**WRITTEN EXERCISE:**
Search the listing below for the string "true" and show each line that contains it.

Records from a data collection
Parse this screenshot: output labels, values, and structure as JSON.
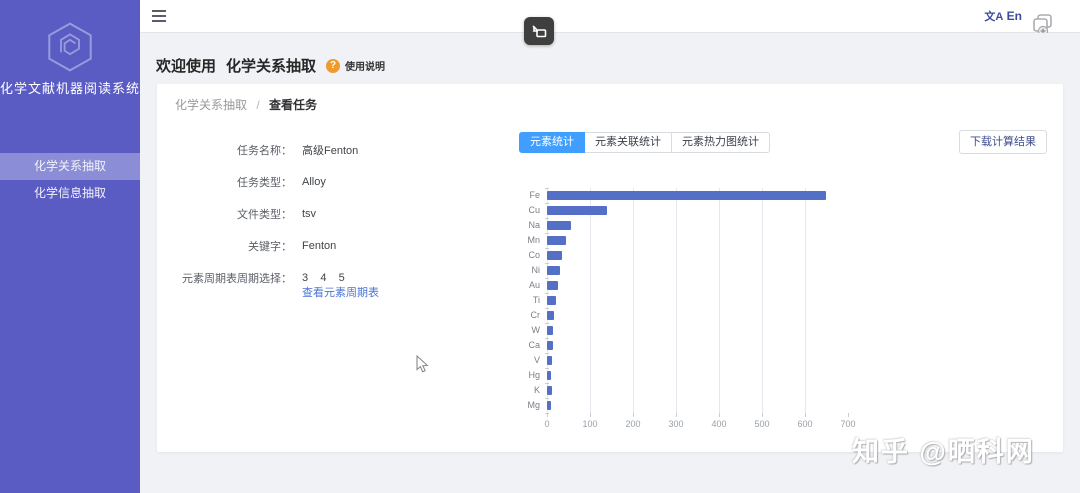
{
  "sidebar": {
    "title": "化学文献机器阅读系统",
    "items": [
      {
        "label": "化学关系抽取",
        "active": true
      },
      {
        "label": "化学信息抽取",
        "active": false
      }
    ]
  },
  "topbar": {
    "lang_icon_text": "文A",
    "lang_label": "En"
  },
  "page": {
    "welcome_prefix": "欢迎使用",
    "welcome_title": "化学关系抽取",
    "help_icon": "?",
    "help_label": "使用说明"
  },
  "breadcrumb": {
    "section": "化学关系抽取",
    "separator": "/",
    "current": "查看任务"
  },
  "form": {
    "fields": [
      {
        "label": "任务名称：",
        "value": "高级Fenton"
      },
      {
        "label": "任务类型：",
        "value": "Alloy"
      },
      {
        "label": "文件类型：",
        "value": "tsv"
      },
      {
        "label": "关键字：",
        "value": "Fenton"
      },
      {
        "label": "元素周期表周期选择：",
        "value": "3    4    5"
      }
    ],
    "periodic_link": "查看元素周期表"
  },
  "tabs": [
    {
      "label": "元素统计",
      "selected": true
    },
    {
      "label": "元素关联统计",
      "selected": false
    },
    {
      "label": "元素热力图统计",
      "selected": false
    }
  ],
  "download_button": "下载计算结果",
  "chart_data": {
    "type": "bar",
    "orientation": "horizontal",
    "title": "",
    "categories": [
      "Fe",
      "Cu",
      "Na",
      "Mn",
      "Co",
      "Ni",
      "Au",
      "Ti",
      "Cr",
      "W",
      "Ca",
      "V",
      "Hg",
      "K",
      "Mg"
    ],
    "values": [
      650,
      140,
      56,
      45,
      36,
      31,
      26,
      21,
      17,
      15,
      14,
      12,
      10,
      12,
      10
    ],
    "xlabel": "",
    "ylabel": "",
    "xlim": [
      0,
      700
    ],
    "x_ticks": [
      0,
      100,
      200,
      300,
      400,
      500,
      600,
      700
    ],
    "grid": true,
    "bar_color": "#5470c6"
  },
  "watermark": "知乎 @晒科网",
  "colors": {
    "sidebar_bg": "#5a5cc4",
    "tab_selected_bg": "#409eff",
    "bar_color": "#5470c6",
    "link_color": "#4a74d6",
    "help_icon_bg": "#ee9b2e"
  }
}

**SOLVED EXERCISE:**
        "active": true
      "selected": true
    "grid": true,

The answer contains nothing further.